Report, as a bare number, how many lines hold "icon".

________________

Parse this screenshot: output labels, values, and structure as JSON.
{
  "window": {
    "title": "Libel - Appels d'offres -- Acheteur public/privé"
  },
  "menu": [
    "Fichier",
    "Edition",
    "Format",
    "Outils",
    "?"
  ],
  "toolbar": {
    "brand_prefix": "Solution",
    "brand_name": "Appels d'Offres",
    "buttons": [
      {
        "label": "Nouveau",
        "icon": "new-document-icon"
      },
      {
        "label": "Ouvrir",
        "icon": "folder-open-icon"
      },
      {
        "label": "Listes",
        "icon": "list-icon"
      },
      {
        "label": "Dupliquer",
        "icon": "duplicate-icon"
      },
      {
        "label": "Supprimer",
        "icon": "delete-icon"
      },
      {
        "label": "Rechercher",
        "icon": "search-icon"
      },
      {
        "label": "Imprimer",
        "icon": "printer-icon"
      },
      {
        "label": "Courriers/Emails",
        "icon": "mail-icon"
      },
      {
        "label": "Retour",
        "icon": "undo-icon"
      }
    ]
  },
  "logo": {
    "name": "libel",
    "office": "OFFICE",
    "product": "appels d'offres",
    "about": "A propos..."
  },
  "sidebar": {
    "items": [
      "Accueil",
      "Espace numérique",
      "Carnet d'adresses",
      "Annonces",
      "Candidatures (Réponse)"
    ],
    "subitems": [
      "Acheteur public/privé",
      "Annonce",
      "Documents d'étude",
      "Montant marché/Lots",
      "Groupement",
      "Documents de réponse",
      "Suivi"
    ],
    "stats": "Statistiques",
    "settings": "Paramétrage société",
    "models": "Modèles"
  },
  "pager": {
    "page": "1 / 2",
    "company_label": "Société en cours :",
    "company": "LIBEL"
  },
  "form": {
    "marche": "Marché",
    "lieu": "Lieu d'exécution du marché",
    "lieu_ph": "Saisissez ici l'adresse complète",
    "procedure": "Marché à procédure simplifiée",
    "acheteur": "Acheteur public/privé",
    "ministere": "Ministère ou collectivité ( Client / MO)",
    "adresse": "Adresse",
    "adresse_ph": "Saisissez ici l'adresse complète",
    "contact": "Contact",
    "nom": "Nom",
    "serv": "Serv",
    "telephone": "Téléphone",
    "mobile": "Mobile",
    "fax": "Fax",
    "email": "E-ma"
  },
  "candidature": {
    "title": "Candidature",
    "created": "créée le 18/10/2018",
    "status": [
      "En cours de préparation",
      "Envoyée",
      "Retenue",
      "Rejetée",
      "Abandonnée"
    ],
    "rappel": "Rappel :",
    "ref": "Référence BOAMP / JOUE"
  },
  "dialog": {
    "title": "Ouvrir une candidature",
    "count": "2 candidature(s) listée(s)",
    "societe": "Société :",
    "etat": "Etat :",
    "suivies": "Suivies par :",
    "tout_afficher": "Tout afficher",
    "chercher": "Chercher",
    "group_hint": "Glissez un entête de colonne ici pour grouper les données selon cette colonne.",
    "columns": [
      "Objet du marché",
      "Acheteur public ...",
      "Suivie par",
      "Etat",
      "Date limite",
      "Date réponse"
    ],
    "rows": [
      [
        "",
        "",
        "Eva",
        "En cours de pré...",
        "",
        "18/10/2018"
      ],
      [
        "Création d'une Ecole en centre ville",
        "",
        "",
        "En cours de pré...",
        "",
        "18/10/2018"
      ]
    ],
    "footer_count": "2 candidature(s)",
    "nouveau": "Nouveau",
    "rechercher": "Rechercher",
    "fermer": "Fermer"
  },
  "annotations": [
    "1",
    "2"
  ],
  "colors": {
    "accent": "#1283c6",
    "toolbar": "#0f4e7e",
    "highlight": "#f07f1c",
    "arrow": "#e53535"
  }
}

________________

Response to this exercise: 9